• The input:

****************************************

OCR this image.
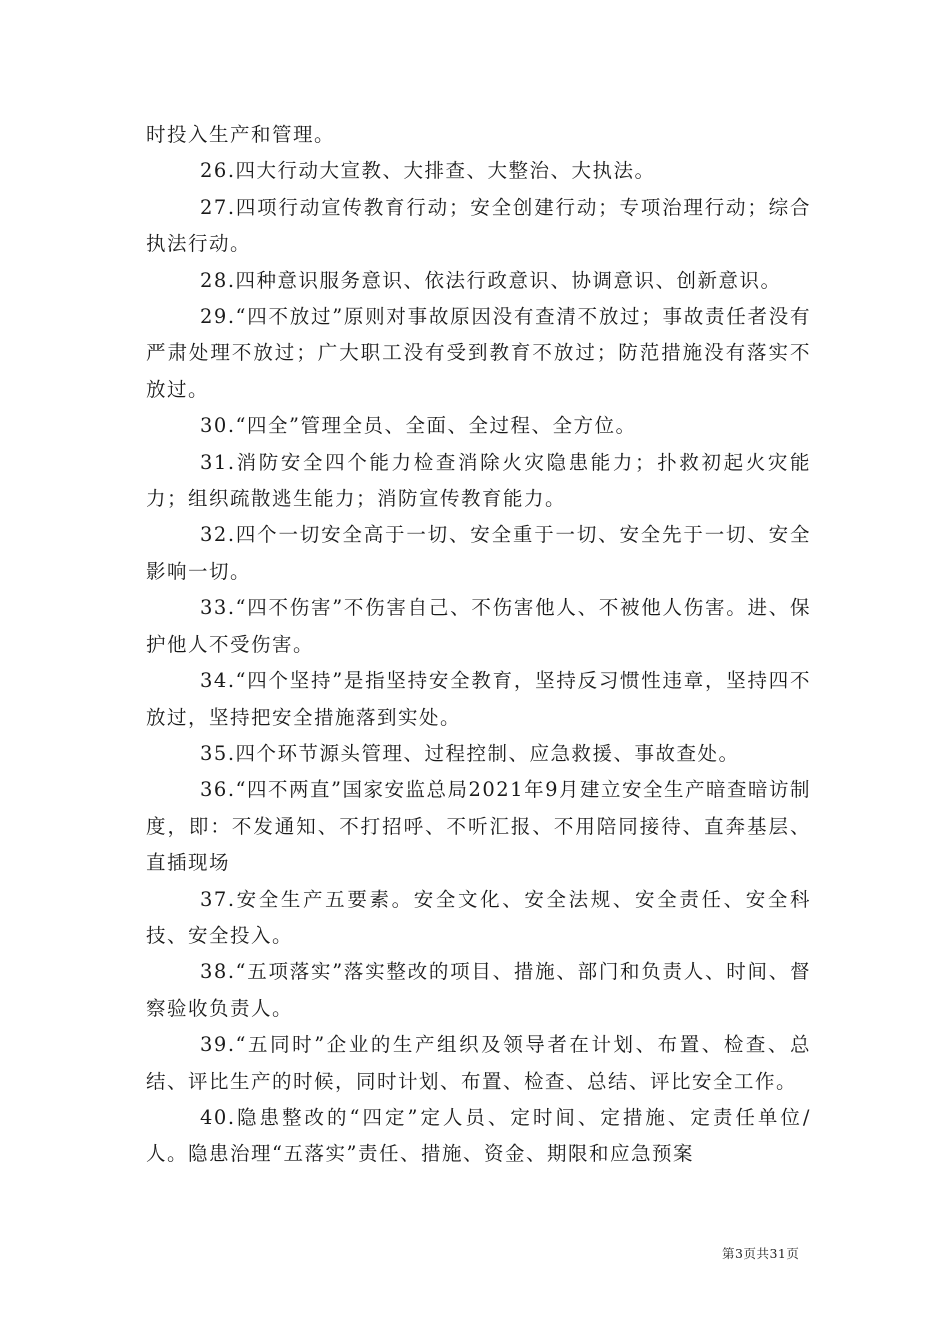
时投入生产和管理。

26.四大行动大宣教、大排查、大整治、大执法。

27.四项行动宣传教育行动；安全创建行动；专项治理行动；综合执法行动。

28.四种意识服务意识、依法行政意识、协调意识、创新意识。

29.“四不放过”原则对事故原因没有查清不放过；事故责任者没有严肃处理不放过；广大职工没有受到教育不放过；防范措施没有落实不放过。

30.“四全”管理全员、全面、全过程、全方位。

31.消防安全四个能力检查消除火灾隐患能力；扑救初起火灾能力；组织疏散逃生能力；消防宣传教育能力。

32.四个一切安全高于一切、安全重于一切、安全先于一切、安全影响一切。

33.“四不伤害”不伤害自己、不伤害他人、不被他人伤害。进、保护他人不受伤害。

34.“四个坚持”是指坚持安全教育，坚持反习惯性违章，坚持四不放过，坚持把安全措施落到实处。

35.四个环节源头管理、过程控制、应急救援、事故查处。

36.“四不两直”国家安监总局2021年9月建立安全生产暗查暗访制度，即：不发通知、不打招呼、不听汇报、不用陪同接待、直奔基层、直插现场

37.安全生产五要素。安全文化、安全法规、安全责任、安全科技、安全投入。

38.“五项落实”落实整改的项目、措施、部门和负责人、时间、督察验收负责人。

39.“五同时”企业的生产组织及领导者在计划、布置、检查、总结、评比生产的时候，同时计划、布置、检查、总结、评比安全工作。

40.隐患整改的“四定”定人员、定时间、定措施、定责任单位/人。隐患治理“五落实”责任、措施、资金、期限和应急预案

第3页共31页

****************************************

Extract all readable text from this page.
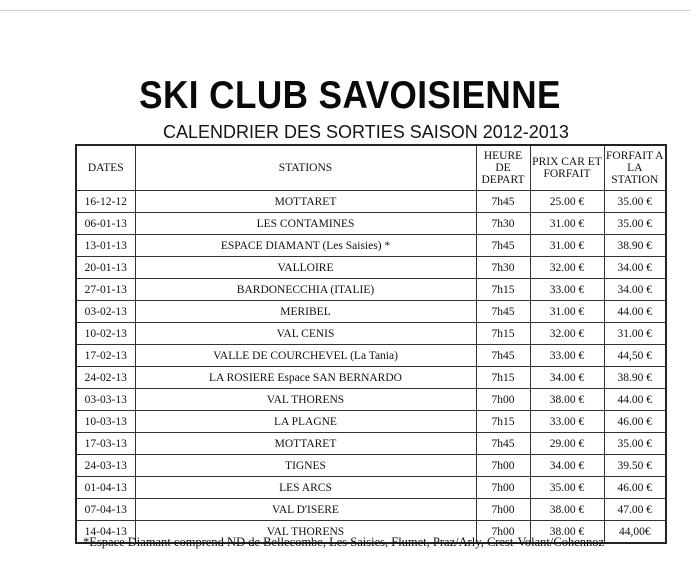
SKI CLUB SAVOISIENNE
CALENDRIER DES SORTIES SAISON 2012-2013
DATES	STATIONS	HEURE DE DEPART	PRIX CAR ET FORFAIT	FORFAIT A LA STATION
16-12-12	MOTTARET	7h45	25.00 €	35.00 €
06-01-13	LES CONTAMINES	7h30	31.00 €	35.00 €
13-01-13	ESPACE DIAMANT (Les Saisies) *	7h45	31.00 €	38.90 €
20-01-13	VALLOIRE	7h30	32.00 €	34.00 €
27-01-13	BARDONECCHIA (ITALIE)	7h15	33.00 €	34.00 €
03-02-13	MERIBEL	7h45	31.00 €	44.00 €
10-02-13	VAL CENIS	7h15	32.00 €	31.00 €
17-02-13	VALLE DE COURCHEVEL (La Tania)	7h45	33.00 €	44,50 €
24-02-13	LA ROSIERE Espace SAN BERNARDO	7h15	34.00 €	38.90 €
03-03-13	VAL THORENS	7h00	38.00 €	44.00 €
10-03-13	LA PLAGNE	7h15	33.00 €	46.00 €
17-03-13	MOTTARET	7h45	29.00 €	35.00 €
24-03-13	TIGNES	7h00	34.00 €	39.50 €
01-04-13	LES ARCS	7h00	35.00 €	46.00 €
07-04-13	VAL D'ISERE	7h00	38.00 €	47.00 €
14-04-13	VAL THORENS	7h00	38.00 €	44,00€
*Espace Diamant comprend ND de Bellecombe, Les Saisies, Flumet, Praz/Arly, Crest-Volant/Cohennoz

****************************************

• Exercise description: Copy out each line that contains the word "THORENS".

• The answer:
03-03-13	VAL THORENS	7h00	38.00 €	44.00 €
14-04-13	VAL THORENS	7h00	38.00 €	44,00€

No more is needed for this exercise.